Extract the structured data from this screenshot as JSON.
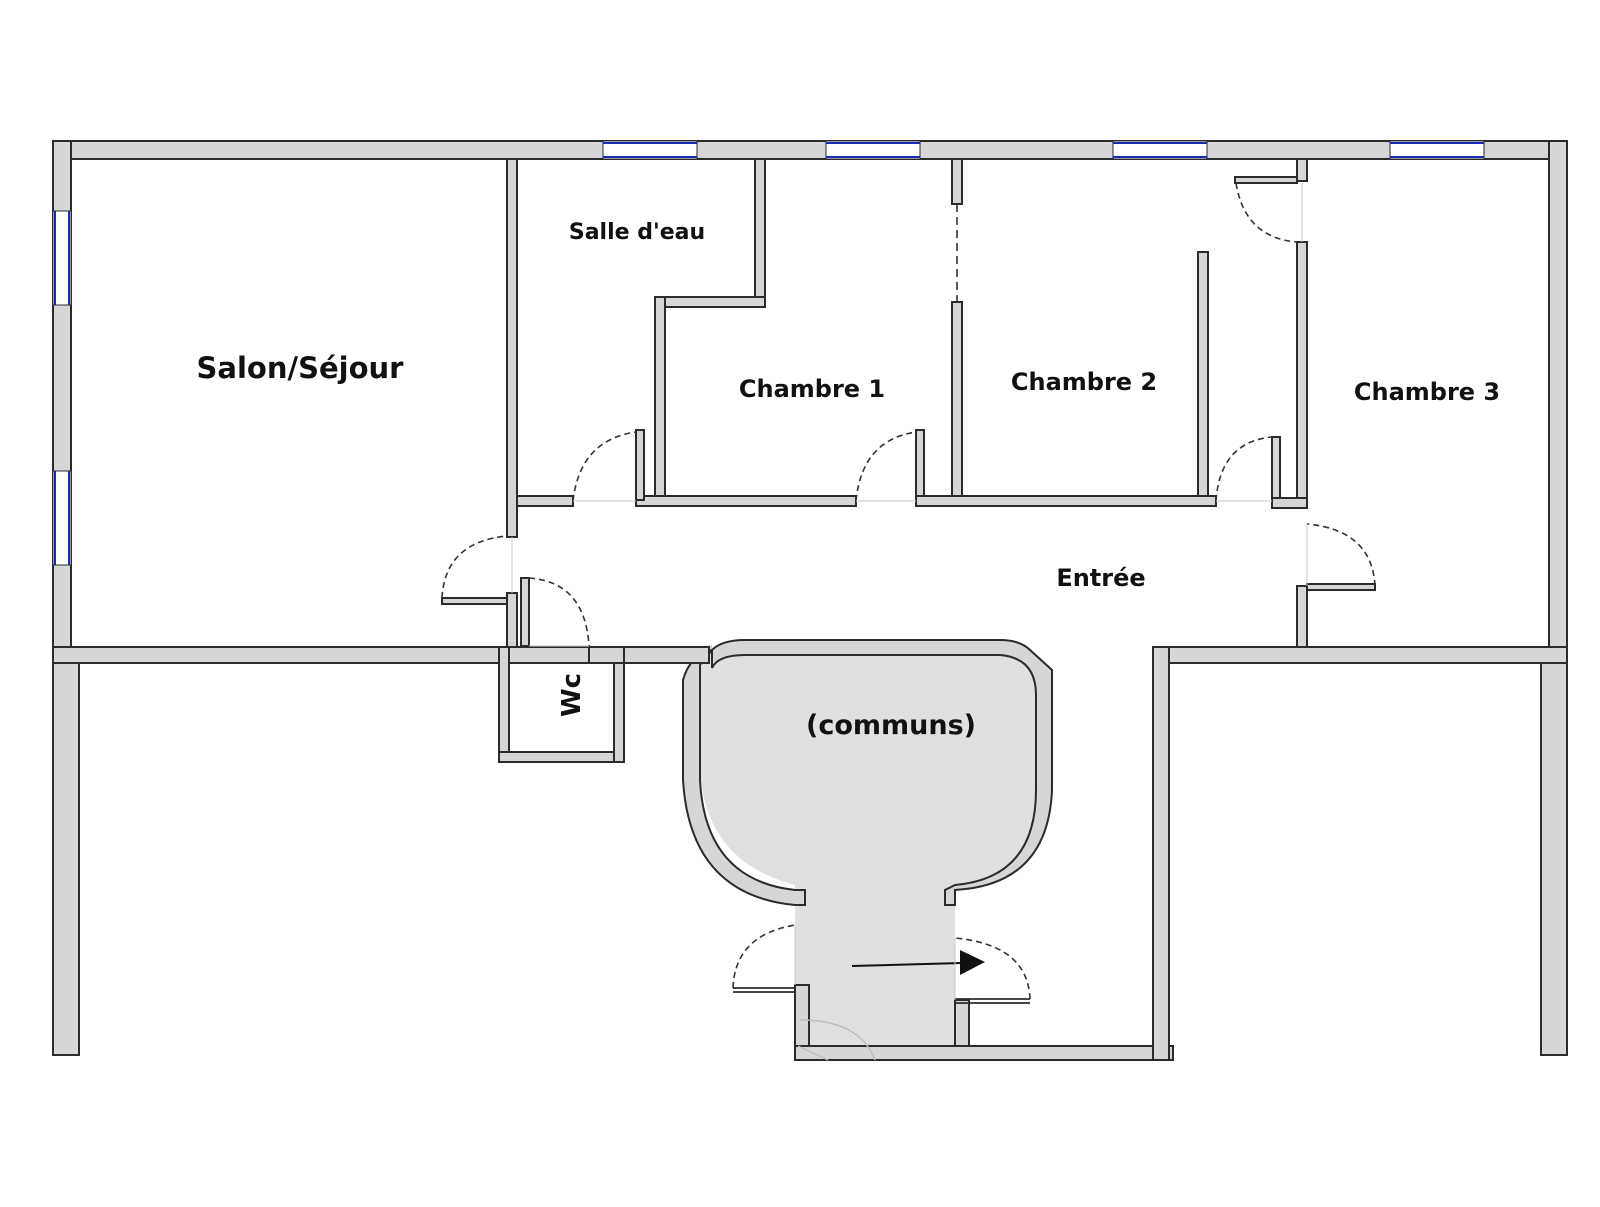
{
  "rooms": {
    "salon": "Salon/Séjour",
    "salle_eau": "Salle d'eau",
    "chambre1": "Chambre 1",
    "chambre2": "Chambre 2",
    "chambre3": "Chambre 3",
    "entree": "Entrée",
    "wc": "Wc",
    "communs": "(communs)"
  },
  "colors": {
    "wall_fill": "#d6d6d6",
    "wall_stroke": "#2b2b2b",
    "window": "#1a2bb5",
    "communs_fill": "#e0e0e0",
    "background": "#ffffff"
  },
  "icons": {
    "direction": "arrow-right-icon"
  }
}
____________
Goal:
The records above must be printed exactly; the pictures stay out.

Answer below:
Extract the structured data from this screenshot as JSON.
{
  "rooms": {
    "salon": "Salon/Séjour",
    "salle_eau": "Salle d'eau",
    "chambre1": "Chambre 1",
    "chambre2": "Chambre 2",
    "chambre3": "Chambre 3",
    "entree": "Entrée",
    "wc": "Wc",
    "communs": "(communs)"
  },
  "colors": {
    "wall_fill": "#d6d6d6",
    "wall_stroke": "#2b2b2b",
    "window": "#1a2bb5",
    "communs_fill": "#e0e0e0",
    "background": "#ffffff"
  },
  "icons": {
    "direction": "arrow-right-icon"
  }
}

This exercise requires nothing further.